(Collected data entries)
╔══

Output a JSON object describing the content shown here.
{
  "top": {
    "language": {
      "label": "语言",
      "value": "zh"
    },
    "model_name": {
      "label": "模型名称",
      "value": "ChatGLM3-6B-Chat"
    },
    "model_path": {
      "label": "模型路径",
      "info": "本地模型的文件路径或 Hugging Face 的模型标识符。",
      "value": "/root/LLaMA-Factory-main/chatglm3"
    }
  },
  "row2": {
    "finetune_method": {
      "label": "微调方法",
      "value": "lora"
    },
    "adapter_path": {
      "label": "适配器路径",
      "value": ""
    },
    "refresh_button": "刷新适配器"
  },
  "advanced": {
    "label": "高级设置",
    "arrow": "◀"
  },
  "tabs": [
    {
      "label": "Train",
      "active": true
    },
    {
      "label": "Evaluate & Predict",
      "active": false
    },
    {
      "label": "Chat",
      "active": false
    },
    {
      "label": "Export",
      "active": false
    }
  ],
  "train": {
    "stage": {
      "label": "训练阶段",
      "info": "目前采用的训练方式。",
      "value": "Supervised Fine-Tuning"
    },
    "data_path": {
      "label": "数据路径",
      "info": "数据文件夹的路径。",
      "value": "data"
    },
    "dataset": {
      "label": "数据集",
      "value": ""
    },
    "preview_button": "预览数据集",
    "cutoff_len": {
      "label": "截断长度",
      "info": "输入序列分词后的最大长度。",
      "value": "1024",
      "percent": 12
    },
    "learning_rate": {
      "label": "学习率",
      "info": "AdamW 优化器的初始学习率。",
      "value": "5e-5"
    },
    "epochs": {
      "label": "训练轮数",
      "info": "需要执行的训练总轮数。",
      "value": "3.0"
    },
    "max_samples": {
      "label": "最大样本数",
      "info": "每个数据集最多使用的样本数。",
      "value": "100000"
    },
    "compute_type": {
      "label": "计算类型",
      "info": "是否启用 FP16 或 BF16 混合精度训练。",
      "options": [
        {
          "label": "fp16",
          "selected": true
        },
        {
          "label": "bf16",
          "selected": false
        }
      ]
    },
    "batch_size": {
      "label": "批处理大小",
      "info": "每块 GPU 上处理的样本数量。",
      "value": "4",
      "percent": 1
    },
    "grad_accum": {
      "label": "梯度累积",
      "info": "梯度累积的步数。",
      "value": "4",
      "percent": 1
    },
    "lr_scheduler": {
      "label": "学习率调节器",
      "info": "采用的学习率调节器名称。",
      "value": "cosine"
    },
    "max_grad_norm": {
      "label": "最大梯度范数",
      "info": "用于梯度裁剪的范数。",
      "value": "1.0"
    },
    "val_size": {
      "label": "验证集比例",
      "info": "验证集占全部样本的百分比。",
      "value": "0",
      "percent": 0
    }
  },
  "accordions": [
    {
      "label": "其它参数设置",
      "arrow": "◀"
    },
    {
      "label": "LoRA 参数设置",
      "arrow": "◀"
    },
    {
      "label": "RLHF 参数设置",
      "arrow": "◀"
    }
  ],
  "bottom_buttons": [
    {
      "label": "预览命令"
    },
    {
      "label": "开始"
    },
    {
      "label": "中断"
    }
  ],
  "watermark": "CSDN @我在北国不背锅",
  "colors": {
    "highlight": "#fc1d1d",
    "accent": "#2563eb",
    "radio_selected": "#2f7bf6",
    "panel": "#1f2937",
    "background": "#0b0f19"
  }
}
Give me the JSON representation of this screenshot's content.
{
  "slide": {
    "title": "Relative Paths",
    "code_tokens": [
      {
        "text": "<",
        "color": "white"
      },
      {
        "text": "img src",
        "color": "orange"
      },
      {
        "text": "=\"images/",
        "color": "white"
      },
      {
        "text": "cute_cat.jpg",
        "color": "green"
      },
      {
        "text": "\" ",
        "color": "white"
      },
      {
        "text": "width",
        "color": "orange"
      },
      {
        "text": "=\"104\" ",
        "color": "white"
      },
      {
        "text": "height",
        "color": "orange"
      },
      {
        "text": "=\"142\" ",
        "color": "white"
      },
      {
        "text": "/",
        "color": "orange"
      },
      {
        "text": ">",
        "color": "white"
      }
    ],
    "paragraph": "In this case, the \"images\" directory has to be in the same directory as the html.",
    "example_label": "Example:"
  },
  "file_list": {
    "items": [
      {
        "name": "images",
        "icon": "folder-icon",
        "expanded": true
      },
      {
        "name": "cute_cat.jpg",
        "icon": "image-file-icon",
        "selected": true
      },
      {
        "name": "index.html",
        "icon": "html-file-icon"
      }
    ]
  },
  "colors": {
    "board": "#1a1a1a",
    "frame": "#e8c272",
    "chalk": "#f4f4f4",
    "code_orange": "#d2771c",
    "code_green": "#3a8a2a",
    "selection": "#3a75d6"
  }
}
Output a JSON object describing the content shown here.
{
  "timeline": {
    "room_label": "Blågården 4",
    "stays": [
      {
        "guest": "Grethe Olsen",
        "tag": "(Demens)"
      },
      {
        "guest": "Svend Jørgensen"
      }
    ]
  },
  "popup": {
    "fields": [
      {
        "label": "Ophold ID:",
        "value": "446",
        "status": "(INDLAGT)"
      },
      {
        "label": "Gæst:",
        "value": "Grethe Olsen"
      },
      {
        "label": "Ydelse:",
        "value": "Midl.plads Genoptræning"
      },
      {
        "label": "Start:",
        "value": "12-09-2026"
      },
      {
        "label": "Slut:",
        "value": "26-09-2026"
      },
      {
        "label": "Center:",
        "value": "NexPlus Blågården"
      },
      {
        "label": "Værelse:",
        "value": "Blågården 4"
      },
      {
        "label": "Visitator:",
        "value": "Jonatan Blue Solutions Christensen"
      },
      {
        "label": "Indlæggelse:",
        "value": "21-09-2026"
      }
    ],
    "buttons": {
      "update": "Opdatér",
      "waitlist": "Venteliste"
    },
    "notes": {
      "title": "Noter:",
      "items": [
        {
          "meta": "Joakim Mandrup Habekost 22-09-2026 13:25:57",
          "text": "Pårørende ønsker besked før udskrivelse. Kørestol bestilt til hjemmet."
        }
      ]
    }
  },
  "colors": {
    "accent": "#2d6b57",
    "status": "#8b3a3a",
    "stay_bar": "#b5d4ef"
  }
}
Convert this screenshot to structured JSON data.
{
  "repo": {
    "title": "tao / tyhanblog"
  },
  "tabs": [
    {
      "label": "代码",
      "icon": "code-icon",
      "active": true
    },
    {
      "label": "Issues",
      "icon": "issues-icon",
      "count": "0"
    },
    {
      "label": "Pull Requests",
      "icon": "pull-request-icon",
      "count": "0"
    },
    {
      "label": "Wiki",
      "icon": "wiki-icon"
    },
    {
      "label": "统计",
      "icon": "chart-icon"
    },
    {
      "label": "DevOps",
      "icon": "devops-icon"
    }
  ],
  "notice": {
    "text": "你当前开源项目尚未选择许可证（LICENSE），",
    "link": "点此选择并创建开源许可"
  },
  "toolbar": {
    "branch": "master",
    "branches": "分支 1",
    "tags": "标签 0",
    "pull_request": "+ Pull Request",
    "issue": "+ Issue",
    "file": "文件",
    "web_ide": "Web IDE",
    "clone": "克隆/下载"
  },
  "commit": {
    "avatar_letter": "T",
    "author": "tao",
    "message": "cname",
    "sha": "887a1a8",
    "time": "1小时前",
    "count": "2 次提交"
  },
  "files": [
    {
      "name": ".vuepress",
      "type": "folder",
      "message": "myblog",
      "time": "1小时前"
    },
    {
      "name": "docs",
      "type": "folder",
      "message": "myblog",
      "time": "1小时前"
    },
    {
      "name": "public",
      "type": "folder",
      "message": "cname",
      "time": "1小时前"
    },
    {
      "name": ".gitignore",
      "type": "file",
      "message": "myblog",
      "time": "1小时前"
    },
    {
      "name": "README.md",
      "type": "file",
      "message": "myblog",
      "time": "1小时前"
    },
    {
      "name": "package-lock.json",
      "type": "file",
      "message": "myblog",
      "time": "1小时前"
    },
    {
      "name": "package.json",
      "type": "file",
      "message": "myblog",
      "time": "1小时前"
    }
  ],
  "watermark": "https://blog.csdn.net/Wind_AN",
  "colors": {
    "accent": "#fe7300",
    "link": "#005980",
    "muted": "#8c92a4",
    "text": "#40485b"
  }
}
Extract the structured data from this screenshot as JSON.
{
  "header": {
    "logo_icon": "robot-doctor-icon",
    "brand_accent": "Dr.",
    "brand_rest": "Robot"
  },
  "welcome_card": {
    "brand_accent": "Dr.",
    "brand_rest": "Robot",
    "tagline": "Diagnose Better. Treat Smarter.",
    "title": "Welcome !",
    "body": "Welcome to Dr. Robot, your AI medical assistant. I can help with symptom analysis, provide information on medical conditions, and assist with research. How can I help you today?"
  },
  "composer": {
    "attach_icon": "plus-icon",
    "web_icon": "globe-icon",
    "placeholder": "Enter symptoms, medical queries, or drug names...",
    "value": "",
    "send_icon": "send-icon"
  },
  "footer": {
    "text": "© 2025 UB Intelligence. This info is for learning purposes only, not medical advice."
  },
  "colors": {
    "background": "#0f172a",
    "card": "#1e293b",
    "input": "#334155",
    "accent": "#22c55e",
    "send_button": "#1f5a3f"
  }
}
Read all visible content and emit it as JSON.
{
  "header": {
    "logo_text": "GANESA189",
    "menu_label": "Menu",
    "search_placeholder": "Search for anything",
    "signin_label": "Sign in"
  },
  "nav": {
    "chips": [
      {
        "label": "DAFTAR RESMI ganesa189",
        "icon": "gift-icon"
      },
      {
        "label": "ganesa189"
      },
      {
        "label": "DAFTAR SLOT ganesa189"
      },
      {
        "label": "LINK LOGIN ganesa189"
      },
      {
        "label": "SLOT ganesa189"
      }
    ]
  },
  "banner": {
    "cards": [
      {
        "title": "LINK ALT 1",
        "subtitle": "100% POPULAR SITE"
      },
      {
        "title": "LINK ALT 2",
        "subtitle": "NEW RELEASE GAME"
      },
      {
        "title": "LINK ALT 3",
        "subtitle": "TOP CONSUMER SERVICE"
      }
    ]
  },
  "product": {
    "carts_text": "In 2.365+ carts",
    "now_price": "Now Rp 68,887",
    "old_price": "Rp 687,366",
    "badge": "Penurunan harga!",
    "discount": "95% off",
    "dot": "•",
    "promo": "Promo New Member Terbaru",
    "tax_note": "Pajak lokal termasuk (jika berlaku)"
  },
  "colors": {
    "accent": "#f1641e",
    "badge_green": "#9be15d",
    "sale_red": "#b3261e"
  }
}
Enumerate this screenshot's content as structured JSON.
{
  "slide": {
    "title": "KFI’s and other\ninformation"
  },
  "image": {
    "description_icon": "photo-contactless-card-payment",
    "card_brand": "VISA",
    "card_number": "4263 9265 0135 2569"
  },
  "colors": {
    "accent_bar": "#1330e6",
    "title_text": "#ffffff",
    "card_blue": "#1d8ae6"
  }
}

╚══

### Exercise objective
Using the listing, collect all lines in which the string "content" is found.

### Correct output
Output a JSON object describing the content shown here.
Give me the JSON representation of this screenshot's content.
Output a JSON object describing the content shown here.
Read all visible content and emit it as JSON.
Enumerate this screenshot's content as structured JSON.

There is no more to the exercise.